What is required
Every record below should be written out exactly; pictures stay out.

Record extracts
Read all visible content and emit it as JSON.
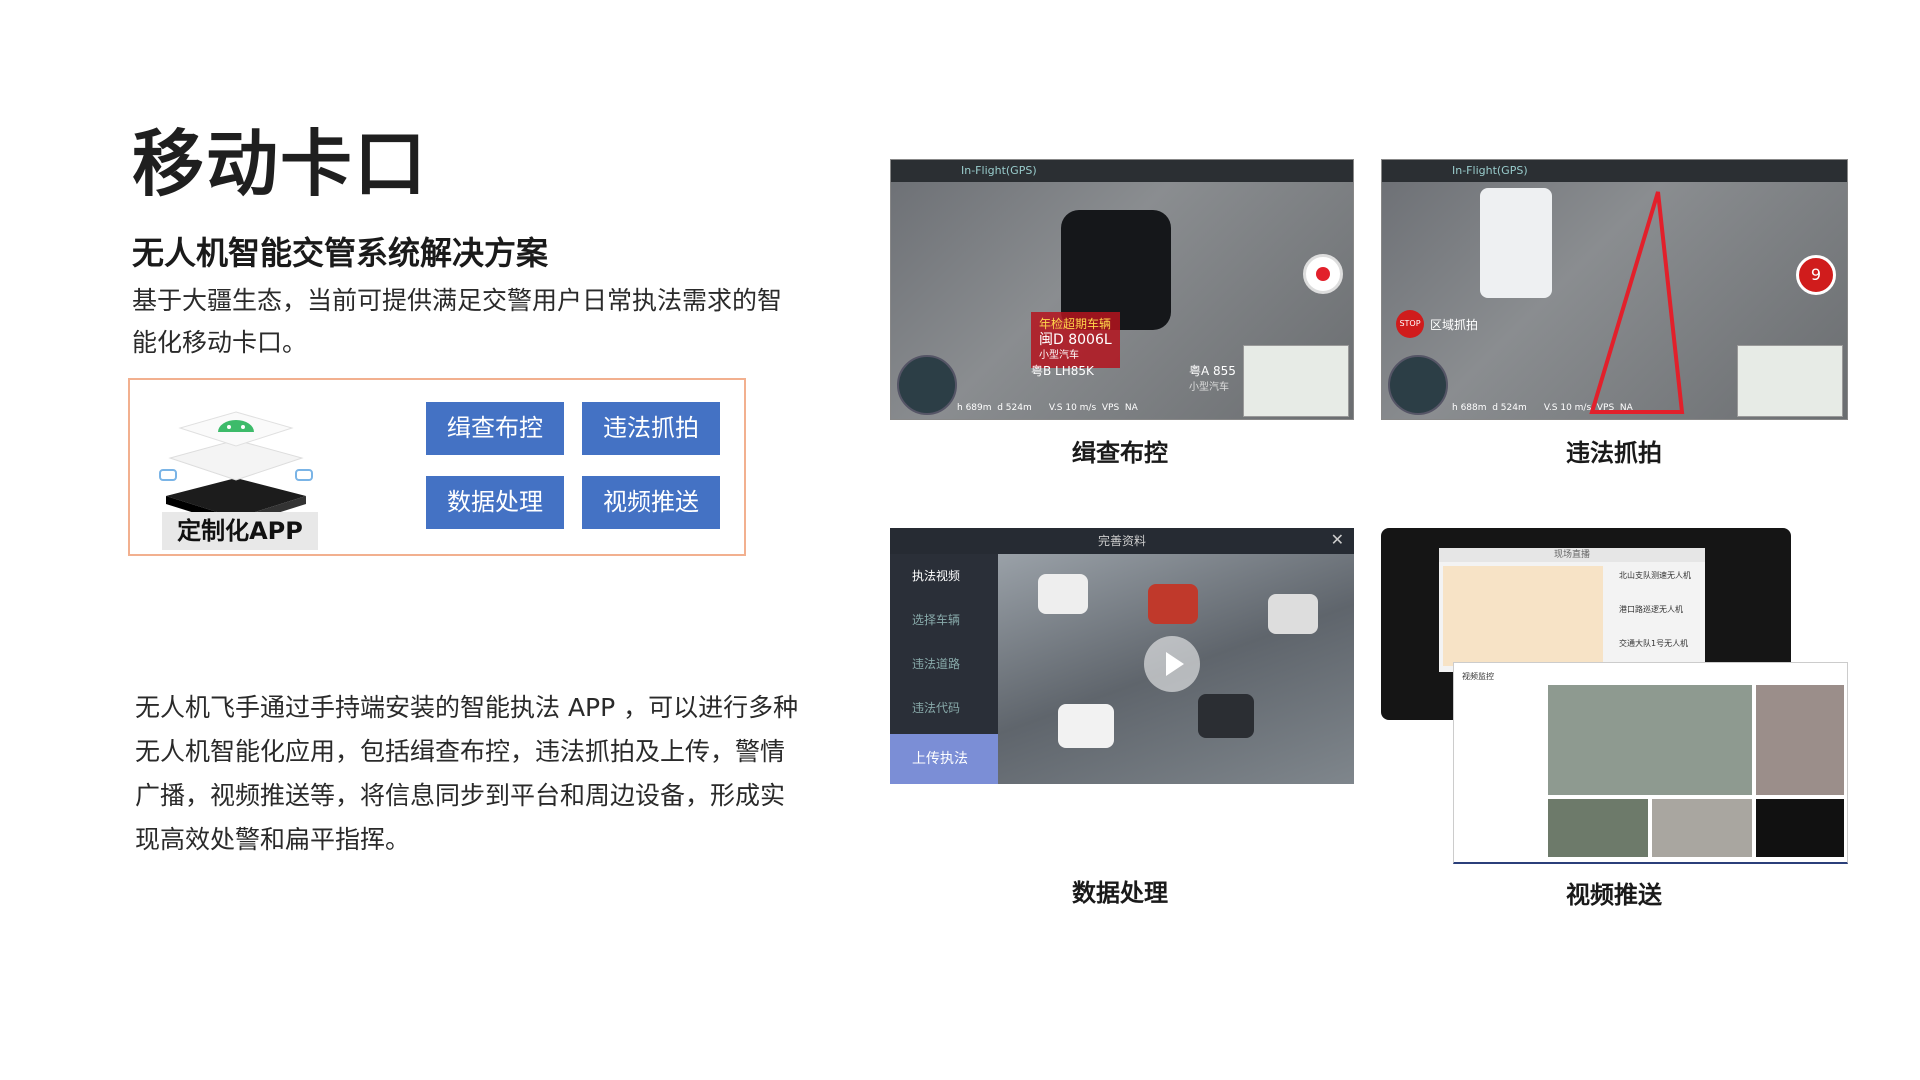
{
  "title": "移动卡口",
  "subtitle": "无人机智能交管系统解决方案",
  "intro": "基于大疆生态，当前可提供满足交警用户日常执法需求的智能化移动卡口。",
  "app": {
    "label": "定制化APP",
    "features": [
      "缉查布控",
      "违法抓拍",
      "数据处理",
      "视频推送"
    ]
  },
  "description": "无人机飞手通过手持端安装的智能执法 APP ，可以进行多种无人机智能化应用，包括缉查布控，违法抓拍及上传，警情广播，视频推送等，将信息同步到平台和周边设备，形成实现高效处警和扁平指挥。",
  "panels": [
    {
      "caption": "缉查布控",
      "hud": "In-Flight(GPS)",
      "alert_title": "年检超期车辆",
      "alert_plate": "闽D 8006L",
      "alert_type": "小型汽车",
      "plate_2": "粤B LH85K",
      "plate_3": "粤A 855",
      "type_small": "小型汽车",
      "telemetry": "h 689m  d 524m      V.S 10 m/s  VPS  NA"
    },
    {
      "caption": "违法抓拍",
      "hud": "In-Flight(GPS)",
      "zone_label": "区域抓拍",
      "stop": "STOP",
      "counter": "9",
      "telemetry": "h 688m  d 524m      V.S 10 m/s  VPS  NA"
    },
    {
      "caption": "数据处理",
      "header": "完善资料",
      "menu": [
        "执法视频",
        "选择车辆",
        "违法道路",
        "违法代码"
      ],
      "active": "上传执法"
    },
    {
      "caption": "视频推送",
      "map_title": "现场直播",
      "list": [
        "北山支队测速无人机",
        "港口路巡逻无人机",
        "交通大队1号无人机"
      ],
      "monitor_title": "视频监控"
    }
  ],
  "colors": {
    "button_bg": "#4472c4",
    "app_box_border": "#f2b08f",
    "alert_red": "#e2202b"
  }
}
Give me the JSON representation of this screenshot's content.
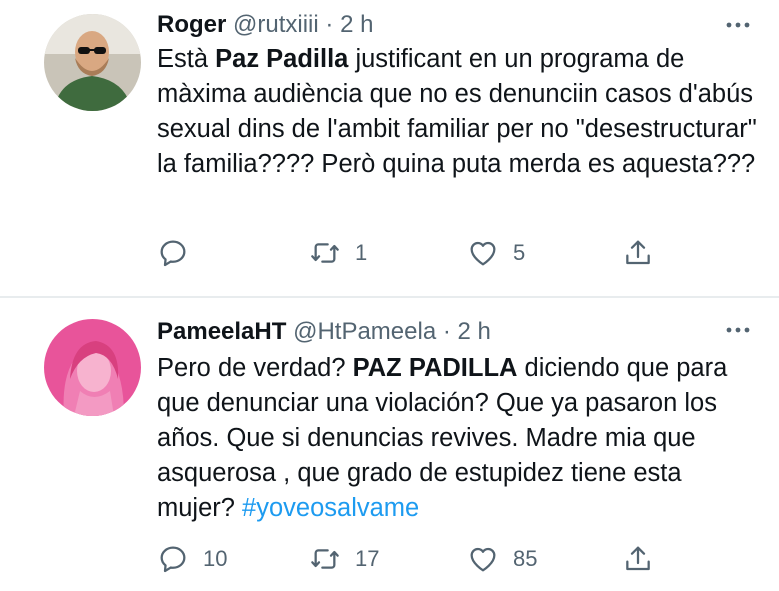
{
  "tweets": [
    {
      "name": "Roger",
      "handle": "@rutxiiii",
      "separator": "·",
      "time": "2 h",
      "text_1": "Està ",
      "text_bold": "Paz Padilla",
      "text_2": " justificant en un programa de màxima audiència que no es denunciin casos d'abús sexual dins de l'ambit familiar per no \"desestructurar\" la familia???? Però quina puta merda es aquesta???",
      "counts": {
        "reply": "",
        "retweet": "1",
        "like": "5"
      }
    },
    {
      "name": "PameelaHT",
      "handle": "@HtPameela",
      "separator": "·",
      "time": "2 h",
      "text_1": "Pero de verdad? ",
      "text_bold": "PAZ PADILLA",
      "text_2": " diciendo que para que denunciar una violación? Que ya pasaron los años. Que si denuncias revives. Madre mia que asquerosa , que grado de estupidez tiene esta mujer? ",
      "hashtag": "#yoveosalvame",
      "counts": {
        "reply": "10",
        "retweet": "17",
        "like": "85"
      }
    }
  ],
  "colors": {
    "text": "#0f1419",
    "secondary": "#536471",
    "link": "#1d9bf0",
    "divider": "#e8ecee"
  },
  "icons": [
    "more-icon",
    "reply-icon",
    "retweet-icon",
    "like-icon",
    "share-icon"
  ]
}
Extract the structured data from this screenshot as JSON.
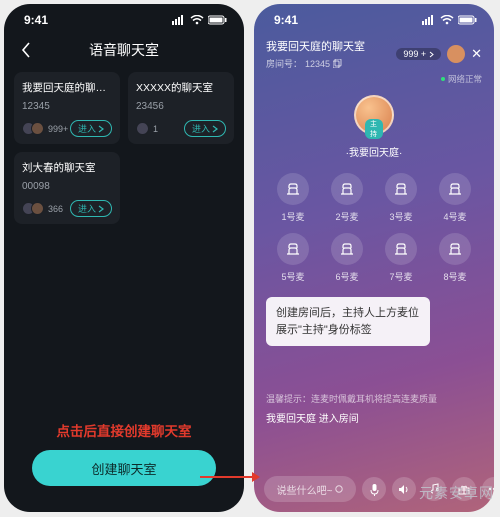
{
  "status": {
    "time": "9:41"
  },
  "left": {
    "title": "语音聊天室",
    "rooms": [
      {
        "name": "我要回天庭的聊天室",
        "code": "12345",
        "count": "999+",
        "enter": "进入"
      },
      {
        "name": "XXXXX的聊天室",
        "code": "23456",
        "count": "1",
        "enter": "进入"
      },
      {
        "name": "刘大春的聊天室",
        "code": "00098",
        "count": "366",
        "enter": "进入"
      }
    ],
    "hint": "点击后直接创建聊天室",
    "create": "创建聊天室"
  },
  "right": {
    "room_title": "我要回天庭的聊天室",
    "room_sub_label": "房间号：",
    "room_sub_value": "12345",
    "count_badge": "999 +",
    "network": "网络正常",
    "host_badge": "主持",
    "host_name": "·我要回天庭·",
    "seats": [
      {
        "label": "1号麦"
      },
      {
        "label": "2号麦"
      },
      {
        "label": "3号麦"
      },
      {
        "label": "4号麦"
      },
      {
        "label": "5号麦"
      },
      {
        "label": "6号麦"
      },
      {
        "label": "7号麦"
      },
      {
        "label": "8号麦"
      }
    ],
    "tip_line1": "创建房间后，主持人上方麦位",
    "tip_line2": "展示\"主持\"身份标签",
    "warm": "温馨提示：连麦时佩戴耳机将提高连麦质量",
    "sysmsg": "我要回天庭 进入房间",
    "say": "说些什么吧~"
  },
  "watermark": "元素安卓网"
}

Result of the task
Read all visible content and emit it as JSON.
{
  "title": "移动卡口",
  "subtitle": "无人机智能交管系统解决方案",
  "intro": "基于大疆生态，当前可提供满足交警用户日常执法需求的智能化移动卡口。",
  "app": {
    "label": "定制化APP",
    "features": [
      "缉查布控",
      "违法抓拍",
      "数据处理",
      "视频推送"
    ]
  },
  "description": "无人机飞手通过手持端安装的智能执法 APP ，可以进行多种无人机智能化应用，包括缉查布控，违法抓拍及上传，警情广播，视频推送等，将信息同步到平台和周边设备，形成实现高效处警和扁平指挥。",
  "panels": [
    {
      "caption": "缉查布控",
      "hud": "In-Flight(GPS)",
      "alert_title": "年检超期车辆",
      "alert_plate": "闽D 8006L",
      "alert_type": "小型汽车",
      "plate_2": "粤B LH85K",
      "plate_3": "粤A 855",
      "type_small": "小型汽车",
      "telemetry": "h 689m  d 524m      V.S 10 m/s  VPS  NA"
    },
    {
      "caption": "违法抓拍",
      "hud": "In-Flight(GPS)",
      "zone_label": "区域抓拍",
      "stop": "STOP",
      "counter": "9",
      "telemetry": "h 688m  d 524m      V.S 10 m/s  VPS  NA"
    },
    {
      "caption": "数据处理",
      "header": "完善资料",
      "menu": [
        "执法视频",
        "选择车辆",
        "违法道路",
        "违法代码"
      ],
      "active": "上传执法"
    },
    {
      "caption": "视频推送",
      "map_title": "现场直播",
      "list": [
        "北山支队测速无人机",
        "港口路巡逻无人机",
        "交通大队1号无人机"
      ],
      "monitor_title": "视频监控"
    }
  ],
  "colors": {
    "button_bg": "#4472c4",
    "app_box_border": "#f2b08f",
    "alert_red": "#e2202b"
  }
}
Give me the JSON representation of this screenshot's content.
{
  "tweets": [
    {
      "name": "Roger",
      "handle": "@rutxiiii",
      "separator": "·",
      "time": "2 h",
      "text_1": "Està ",
      "text_bold": "Paz Padilla",
      "text_2": " justificant en un programa de màxima audiència que no es denunciin casos d'abús sexual dins de l'ambit familiar per no \"desestructurar\" la familia???? Però quina puta merda es aquesta???",
      "counts": {
        "reply": "",
        "retweet": "1",
        "like": "5"
      }
    },
    {
      "name": "PameelaHT",
      "handle": "@HtPameela",
      "separator": "·",
      "time": "2 h",
      "text_1": "Pero de verdad? ",
      "text_bold": "PAZ PADILLA",
      "text_2": " diciendo que para que denunciar una violación? Que ya pasaron los años. Que si denuncias revives. Madre mia que asquerosa , que grado de estupidez tiene esta mujer? ",
      "hashtag": "#yoveosalvame",
      "counts": {
        "reply": "10",
        "retweet": "17",
        "like": "85"
      }
    }
  ],
  "colors": {
    "text": "#0f1419",
    "secondary": "#536471",
    "link": "#1d9bf0",
    "divider": "#e8ecee"
  },
  "icons": [
    "more-icon",
    "reply-icon",
    "retweet-icon",
    "like-icon",
    "share-icon"
  ]
}
Extract the structured data from this screenshot as JSON.
{
  "status": {
    "time": "9:41"
  },
  "left": {
    "title": "语音聊天室",
    "rooms": [
      {
        "name": "我要回天庭的聊天室",
        "code": "12345",
        "count": "999+",
        "enter": "进入"
      },
      {
        "name": "XXXXX的聊天室",
        "code": "23456",
        "count": "1",
        "enter": "进入"
      },
      {
        "name": "刘大春的聊天室",
        "code": "00098",
        "count": "366",
        "enter": "进入"
      }
    ],
    "hint": "点击后直接创建聊天室",
    "create": "创建聊天室"
  },
  "right": {
    "room_title": "我要回天庭的聊天室",
    "room_sub_label": "房间号：",
    "room_sub_value": "12345",
    "count_badge": "999 +",
    "network": "网络正常",
    "host_badge": "主持",
    "host_name": "·我要回天庭·",
    "seats": [
      {
        "label": "1号麦"
      },
      {
        "label": "2号麦"
      },
      {
        "label": "3号麦"
      },
      {
        "label": "4号麦"
      },
      {
        "label": "5号麦"
      },
      {
        "label": "6号麦"
      },
      {
        "label": "7号麦"
      },
      {
        "label": "8号麦"
      }
    ],
    "tip_line1": "创建房间后，主持人上方麦位",
    "tip_line2": "展示\"主持\"身份标签",
    "warm": "温馨提示：连麦时佩戴耳机将提高连麦质量",
    "sysmsg": "我要回天庭 进入房间",
    "say": "说些什么吧~"
  },
  "watermark": "元素安卓网"
}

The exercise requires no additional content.